▼

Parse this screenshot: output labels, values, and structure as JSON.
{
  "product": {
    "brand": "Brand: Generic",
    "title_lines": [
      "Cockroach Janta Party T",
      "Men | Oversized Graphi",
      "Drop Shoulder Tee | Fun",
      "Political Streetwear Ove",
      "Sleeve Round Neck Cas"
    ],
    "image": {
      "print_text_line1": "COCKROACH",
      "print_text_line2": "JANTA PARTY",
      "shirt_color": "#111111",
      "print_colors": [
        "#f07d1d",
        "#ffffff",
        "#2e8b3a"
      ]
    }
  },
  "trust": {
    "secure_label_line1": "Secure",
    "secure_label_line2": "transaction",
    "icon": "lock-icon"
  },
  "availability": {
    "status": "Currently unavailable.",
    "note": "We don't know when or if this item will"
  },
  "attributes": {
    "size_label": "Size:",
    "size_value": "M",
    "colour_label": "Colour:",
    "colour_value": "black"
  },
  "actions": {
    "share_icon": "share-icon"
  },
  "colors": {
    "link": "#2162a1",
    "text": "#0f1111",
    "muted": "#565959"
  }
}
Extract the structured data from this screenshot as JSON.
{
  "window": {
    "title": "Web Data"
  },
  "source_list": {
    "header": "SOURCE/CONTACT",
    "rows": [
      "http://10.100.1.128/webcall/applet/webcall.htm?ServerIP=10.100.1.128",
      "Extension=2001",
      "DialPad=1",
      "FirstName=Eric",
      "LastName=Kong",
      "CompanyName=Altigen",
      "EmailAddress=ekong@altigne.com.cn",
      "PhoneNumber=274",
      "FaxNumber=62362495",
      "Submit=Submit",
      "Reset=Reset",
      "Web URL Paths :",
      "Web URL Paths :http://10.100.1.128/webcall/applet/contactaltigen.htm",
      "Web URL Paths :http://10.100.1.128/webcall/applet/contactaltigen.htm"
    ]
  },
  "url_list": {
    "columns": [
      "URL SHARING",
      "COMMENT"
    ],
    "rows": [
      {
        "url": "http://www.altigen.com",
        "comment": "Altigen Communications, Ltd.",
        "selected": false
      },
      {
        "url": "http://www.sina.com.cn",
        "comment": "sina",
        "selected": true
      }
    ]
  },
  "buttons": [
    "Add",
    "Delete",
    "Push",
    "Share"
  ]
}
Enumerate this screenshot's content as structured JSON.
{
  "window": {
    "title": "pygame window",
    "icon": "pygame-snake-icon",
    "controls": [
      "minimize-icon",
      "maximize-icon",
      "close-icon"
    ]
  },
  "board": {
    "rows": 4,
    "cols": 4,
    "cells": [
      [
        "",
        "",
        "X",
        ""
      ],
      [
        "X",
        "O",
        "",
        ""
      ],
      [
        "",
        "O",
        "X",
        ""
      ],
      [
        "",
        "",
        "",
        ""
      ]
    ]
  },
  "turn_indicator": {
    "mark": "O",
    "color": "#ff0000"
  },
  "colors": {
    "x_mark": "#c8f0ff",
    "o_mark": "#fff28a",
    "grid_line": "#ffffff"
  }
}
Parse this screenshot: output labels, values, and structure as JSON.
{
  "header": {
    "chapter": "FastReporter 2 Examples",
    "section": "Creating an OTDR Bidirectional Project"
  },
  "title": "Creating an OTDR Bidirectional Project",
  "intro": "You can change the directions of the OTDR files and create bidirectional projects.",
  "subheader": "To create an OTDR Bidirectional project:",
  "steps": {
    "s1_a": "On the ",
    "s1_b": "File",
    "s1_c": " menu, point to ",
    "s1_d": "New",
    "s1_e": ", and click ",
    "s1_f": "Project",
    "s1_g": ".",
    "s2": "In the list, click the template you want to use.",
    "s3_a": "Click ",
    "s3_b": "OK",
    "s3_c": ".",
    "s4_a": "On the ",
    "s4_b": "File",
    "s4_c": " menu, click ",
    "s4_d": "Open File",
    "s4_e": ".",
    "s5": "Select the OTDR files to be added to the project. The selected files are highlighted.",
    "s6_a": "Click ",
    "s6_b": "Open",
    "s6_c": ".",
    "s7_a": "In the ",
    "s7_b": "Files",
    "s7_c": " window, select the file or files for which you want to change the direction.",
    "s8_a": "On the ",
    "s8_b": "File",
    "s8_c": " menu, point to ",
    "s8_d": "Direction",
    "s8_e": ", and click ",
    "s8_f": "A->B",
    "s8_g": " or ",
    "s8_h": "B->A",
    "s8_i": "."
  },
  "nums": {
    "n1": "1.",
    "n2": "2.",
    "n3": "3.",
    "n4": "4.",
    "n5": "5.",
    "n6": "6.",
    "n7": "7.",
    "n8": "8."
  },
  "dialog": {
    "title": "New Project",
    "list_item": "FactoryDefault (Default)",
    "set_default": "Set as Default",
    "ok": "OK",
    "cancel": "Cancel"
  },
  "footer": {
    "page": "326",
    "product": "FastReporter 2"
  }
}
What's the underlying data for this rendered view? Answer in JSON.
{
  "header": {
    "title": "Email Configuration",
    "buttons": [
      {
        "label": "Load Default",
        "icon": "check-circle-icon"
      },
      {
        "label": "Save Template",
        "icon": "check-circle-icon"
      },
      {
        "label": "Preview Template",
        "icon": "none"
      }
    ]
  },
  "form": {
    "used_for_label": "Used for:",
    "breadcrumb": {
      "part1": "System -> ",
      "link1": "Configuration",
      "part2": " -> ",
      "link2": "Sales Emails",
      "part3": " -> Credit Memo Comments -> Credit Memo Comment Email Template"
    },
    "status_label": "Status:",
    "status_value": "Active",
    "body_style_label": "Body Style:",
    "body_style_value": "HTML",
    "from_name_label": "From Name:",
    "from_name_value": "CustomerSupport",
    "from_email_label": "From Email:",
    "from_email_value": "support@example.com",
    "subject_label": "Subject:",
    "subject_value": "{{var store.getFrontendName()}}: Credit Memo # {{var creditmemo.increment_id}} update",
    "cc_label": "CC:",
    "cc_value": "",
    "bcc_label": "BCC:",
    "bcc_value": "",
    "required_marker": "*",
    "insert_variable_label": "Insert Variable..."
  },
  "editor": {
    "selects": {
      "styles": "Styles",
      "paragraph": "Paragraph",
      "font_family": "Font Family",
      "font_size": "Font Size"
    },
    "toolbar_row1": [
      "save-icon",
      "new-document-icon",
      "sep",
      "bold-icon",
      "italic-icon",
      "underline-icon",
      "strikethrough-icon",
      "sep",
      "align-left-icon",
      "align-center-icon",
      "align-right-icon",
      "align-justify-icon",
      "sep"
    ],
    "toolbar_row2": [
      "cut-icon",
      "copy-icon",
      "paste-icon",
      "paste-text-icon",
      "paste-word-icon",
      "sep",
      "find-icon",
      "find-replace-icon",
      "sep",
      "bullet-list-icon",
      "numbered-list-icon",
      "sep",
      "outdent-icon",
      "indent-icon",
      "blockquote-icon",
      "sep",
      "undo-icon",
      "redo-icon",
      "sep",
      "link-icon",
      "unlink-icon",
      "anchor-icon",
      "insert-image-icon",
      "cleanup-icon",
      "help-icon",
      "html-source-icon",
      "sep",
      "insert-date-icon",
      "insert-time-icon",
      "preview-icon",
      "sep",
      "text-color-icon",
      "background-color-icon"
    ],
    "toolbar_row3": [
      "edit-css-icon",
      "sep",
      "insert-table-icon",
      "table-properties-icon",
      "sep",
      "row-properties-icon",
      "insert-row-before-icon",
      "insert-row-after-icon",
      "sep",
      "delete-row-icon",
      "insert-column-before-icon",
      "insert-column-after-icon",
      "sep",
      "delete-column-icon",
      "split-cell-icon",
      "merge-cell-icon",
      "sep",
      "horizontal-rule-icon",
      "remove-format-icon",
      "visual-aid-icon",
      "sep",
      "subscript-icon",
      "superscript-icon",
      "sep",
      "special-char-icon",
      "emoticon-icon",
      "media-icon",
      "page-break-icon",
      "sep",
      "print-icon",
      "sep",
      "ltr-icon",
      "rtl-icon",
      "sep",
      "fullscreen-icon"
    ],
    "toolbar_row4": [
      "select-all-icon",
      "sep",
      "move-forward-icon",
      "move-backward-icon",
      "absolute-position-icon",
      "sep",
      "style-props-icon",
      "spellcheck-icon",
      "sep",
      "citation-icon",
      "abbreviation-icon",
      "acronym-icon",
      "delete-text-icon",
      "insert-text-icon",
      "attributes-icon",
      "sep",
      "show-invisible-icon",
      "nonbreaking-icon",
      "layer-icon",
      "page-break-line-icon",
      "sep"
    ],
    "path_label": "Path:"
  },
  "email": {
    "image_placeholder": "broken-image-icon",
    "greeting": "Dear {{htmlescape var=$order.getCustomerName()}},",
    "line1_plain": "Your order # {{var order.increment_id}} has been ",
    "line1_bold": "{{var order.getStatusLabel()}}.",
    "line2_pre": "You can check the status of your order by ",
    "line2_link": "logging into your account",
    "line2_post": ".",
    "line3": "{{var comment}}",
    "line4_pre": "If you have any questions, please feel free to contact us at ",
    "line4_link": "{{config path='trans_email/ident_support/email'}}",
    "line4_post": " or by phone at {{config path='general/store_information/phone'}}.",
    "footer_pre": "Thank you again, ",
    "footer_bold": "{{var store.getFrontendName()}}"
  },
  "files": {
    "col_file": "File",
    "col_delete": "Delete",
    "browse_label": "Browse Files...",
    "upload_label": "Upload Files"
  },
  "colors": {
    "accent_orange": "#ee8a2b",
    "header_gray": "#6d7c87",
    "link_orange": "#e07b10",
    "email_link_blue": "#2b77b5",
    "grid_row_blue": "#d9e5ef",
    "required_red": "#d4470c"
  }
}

▲

*WHAT IS BEING ASKED*
Pull every line containing "applet" out of the records.

*COMPLETED TASK*
      "http://10.100.1.128/webcall/applet/webcall.htm?ServerIP=10.100.1.128",
      "Web URL Paths :http://10.100.1.128/webcall/applet/contactaltigen.htm",
      "Web URL Paths :http://10.100.1.128/webcall/applet/contactaltigen.htm"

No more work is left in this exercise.